__Challenge__
How many lines in the listing below contain the string "Atabapo"? Reply with the number only.

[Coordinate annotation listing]
—————
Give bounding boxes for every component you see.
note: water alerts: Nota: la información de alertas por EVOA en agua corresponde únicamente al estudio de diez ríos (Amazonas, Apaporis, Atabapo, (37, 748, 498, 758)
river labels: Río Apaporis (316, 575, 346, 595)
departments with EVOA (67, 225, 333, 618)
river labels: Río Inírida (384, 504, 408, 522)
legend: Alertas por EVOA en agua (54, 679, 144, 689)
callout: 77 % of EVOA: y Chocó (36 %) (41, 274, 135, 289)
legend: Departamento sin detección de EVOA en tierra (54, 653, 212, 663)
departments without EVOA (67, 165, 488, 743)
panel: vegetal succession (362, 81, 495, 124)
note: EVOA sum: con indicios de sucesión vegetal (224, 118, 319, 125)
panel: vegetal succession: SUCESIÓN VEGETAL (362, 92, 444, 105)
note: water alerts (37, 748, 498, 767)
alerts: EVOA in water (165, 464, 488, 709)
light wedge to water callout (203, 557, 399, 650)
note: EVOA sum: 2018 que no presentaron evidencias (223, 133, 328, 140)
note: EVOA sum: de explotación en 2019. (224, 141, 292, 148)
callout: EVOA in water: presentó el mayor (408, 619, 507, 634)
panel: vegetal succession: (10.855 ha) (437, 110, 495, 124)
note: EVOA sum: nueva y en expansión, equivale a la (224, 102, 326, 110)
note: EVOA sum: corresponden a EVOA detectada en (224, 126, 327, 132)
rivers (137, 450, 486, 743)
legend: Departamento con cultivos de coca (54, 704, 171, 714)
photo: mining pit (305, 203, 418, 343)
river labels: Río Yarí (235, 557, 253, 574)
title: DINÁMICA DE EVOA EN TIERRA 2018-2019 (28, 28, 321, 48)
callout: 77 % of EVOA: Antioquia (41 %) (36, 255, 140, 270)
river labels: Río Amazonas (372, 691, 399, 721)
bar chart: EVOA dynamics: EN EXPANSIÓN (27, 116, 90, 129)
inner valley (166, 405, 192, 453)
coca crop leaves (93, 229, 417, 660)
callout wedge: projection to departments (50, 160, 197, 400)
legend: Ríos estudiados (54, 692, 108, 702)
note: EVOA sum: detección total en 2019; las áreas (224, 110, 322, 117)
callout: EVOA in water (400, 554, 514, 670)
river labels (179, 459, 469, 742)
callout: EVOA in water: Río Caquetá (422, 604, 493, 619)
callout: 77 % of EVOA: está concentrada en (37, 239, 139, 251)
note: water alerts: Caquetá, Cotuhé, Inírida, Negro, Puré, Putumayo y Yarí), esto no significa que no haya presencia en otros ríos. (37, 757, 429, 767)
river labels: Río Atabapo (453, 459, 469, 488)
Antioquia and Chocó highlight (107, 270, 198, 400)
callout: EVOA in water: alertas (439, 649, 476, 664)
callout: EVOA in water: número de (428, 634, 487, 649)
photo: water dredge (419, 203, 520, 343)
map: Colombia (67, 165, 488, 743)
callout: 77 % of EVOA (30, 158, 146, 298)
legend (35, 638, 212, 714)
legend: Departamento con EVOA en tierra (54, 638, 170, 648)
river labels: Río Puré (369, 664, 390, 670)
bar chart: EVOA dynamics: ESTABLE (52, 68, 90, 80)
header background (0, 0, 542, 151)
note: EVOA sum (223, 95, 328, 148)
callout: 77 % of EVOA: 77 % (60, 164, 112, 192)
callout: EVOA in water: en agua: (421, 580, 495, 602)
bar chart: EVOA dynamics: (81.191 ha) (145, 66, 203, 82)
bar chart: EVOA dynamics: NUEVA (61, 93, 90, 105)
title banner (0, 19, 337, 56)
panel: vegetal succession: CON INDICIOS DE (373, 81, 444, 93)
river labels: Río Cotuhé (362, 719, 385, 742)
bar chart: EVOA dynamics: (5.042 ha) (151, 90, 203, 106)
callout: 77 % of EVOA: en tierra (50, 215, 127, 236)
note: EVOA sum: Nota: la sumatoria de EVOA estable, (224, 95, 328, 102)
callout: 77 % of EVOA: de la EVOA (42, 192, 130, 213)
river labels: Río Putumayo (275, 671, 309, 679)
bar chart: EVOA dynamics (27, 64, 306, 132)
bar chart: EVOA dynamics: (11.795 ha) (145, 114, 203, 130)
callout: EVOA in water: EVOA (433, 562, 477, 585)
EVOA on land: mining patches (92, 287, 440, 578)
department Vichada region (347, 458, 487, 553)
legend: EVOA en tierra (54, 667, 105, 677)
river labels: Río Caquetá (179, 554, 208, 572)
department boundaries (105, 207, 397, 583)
—————
__Full solution__
2